### [Goal of the exercise]
Report, word for word, every line of the material that contains "alle".
** START Task input **
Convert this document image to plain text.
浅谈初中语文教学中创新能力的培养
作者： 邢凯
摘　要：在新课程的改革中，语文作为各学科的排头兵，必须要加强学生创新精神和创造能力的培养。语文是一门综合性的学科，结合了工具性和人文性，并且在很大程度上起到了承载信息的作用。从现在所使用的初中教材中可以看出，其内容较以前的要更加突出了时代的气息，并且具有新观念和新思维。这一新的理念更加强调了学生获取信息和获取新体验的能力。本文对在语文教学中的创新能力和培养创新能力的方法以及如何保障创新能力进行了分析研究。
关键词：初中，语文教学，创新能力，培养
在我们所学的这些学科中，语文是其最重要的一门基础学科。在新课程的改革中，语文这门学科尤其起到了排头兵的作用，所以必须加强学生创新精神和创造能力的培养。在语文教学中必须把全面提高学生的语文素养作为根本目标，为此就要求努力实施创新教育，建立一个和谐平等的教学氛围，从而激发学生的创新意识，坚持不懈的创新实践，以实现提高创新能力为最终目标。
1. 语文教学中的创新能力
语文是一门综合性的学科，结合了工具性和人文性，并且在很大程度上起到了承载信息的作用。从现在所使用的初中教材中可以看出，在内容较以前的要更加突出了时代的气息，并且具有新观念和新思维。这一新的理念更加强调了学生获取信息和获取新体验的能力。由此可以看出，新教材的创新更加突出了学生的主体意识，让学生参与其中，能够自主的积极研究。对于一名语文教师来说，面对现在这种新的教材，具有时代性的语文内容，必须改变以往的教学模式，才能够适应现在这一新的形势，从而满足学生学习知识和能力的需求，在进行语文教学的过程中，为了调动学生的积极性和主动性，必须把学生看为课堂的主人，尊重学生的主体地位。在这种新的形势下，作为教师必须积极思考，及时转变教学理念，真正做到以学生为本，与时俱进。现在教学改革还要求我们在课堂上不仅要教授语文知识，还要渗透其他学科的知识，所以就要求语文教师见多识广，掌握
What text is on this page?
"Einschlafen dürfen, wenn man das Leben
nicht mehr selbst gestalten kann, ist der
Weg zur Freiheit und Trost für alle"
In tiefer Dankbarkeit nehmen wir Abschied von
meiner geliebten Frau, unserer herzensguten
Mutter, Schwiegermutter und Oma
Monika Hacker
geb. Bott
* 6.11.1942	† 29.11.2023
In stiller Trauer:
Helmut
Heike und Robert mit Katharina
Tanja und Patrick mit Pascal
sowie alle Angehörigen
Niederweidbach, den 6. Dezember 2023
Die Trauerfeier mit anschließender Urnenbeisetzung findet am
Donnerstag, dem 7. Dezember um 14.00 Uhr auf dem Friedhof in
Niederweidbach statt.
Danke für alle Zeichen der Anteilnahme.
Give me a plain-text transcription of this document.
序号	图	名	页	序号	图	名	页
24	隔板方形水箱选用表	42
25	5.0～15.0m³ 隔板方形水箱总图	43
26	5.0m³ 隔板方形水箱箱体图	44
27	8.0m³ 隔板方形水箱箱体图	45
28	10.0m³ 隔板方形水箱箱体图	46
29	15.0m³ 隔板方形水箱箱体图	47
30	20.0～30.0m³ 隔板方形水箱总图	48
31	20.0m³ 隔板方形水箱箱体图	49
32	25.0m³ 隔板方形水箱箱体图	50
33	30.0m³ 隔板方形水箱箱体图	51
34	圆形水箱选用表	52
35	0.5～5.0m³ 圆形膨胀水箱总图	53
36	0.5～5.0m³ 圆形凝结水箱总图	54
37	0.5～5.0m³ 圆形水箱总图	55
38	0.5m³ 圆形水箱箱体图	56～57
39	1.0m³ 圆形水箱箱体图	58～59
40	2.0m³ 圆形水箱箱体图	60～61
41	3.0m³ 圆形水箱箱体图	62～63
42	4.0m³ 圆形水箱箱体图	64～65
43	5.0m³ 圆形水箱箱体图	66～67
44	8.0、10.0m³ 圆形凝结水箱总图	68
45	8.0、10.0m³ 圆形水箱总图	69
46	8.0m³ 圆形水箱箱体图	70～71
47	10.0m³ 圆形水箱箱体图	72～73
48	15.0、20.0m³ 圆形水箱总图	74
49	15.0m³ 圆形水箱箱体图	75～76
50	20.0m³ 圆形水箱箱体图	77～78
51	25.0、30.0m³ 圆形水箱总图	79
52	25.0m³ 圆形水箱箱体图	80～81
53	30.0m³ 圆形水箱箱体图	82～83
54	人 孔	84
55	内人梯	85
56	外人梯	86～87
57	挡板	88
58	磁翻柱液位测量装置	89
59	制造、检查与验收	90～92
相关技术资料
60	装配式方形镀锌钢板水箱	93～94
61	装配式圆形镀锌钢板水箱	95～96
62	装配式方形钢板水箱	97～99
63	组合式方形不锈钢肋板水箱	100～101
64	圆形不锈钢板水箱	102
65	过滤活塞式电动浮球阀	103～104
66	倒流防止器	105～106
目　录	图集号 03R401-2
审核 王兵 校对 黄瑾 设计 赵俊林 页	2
** END Task input **
### [Result of the exercise]
Weg zur Freiheit und Trost für alle"
sowie alle Angehörigen
Danke für alle Zeichen der Anteilnahme.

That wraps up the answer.